# Texte présenté:
À certaines époques, on constate soudain que la boussole est agitée par des mouvements brusques et variables et dont l’amplitude, qui dépasse fréquemment et beaucoup l’amplitude totale de la variation diurne dont nous avons parlé, correspond à une force, ou pour mieux dire à un champ magnétique qui atteint souvent la centième partie du champ magnétique terrestre tout entier, et qui parfois même a atteint la vingtième partie de sa valeur.

# Données fournies:
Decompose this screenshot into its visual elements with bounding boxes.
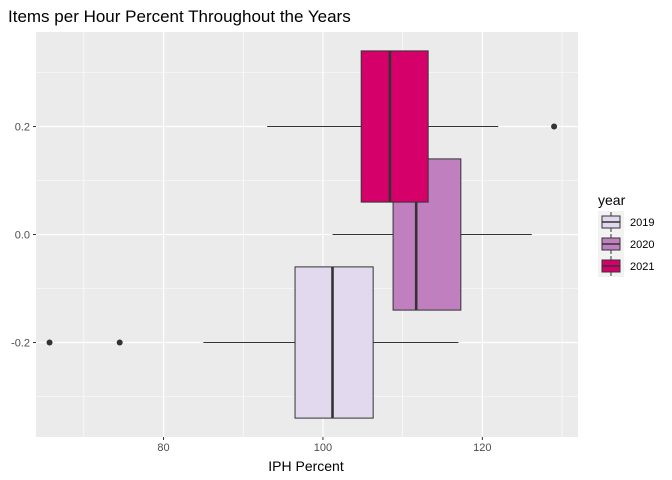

# Liste des tâches:
1. Recopiez le passage du texte sur la boussole qui commence aux mots « À certaines époques, on » et se termine après les mots « de sa valeur. ».
2. Répondez aux questions suivantes d'après le texte sur la boussole.
(a) Par quels types de mouvements la boussole est-elle agitée à certaines époques ?
(b) Quelle partie du champ magnétique terrestre le champ en question atteint-il souvent ?
(c) Quelle partie de sa valeur a-t-il parfois atteinte ?

# Réponses complètes:
1.
À certaines époques, on constate soudain que la boussole est agitée par des mouvements brusques et variables et dont l’amplitude, qui dépasse fréquemment et beaucoup l’amplitude totale de la variation diurne dont nous avons parlé, correspond à une force, ou pour mieux dire à un champ magnétique qui atteint souvent la centième partie du champ magnétique terrestre tout entier, et qui parfois même a atteint la vingtième partie de sa valeur.

2.
(a) Par des mouvements brusques et variables.
(b) La centième partie du champ magnétique terrestre tout entier.
(c) La vingtième partie de sa valeur.